Requirements
Copy every line that holds "plastic".

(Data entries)

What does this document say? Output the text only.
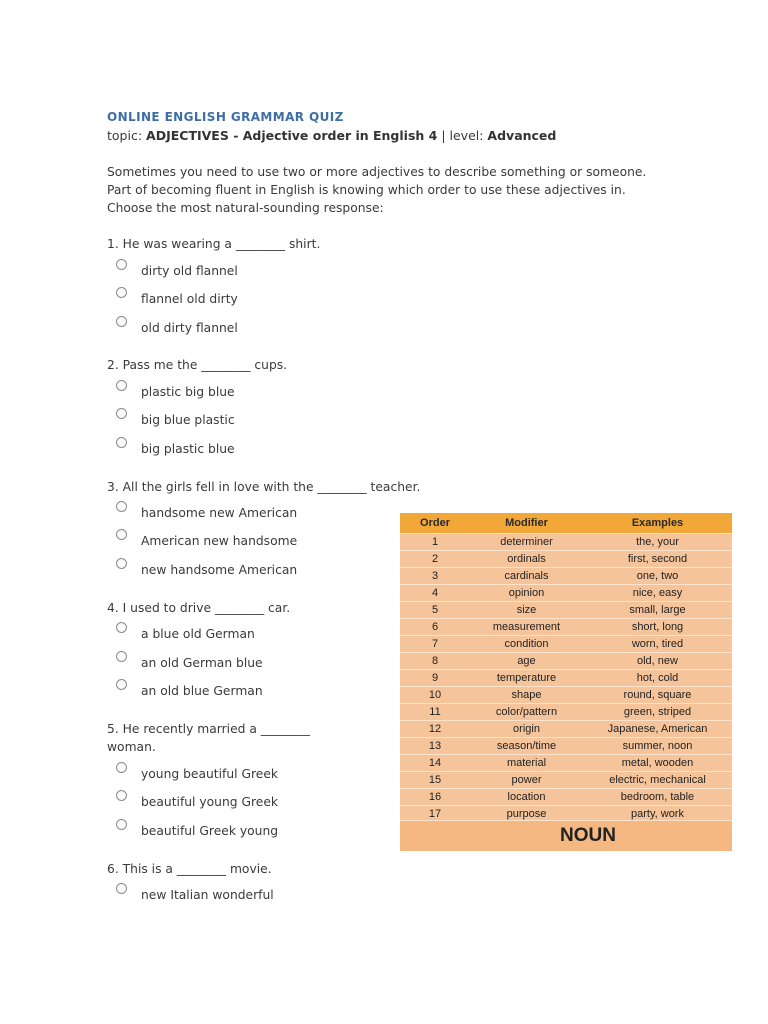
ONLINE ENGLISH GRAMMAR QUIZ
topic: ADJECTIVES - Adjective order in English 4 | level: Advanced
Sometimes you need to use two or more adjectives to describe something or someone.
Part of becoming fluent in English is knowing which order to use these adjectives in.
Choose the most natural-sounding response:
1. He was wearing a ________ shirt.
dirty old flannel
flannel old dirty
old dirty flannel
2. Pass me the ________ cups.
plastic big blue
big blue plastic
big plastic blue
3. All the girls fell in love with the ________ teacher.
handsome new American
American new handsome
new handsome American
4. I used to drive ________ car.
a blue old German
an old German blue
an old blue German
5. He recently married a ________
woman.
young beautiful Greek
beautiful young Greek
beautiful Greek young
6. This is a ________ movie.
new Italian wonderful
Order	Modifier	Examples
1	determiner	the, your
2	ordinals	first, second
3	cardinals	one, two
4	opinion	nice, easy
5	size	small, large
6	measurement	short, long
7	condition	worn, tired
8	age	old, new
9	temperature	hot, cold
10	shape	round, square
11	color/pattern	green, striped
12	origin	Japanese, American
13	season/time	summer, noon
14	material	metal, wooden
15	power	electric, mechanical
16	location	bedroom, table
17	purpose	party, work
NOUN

Expected answer
plastic big blue
big blue plastic
big plastic blue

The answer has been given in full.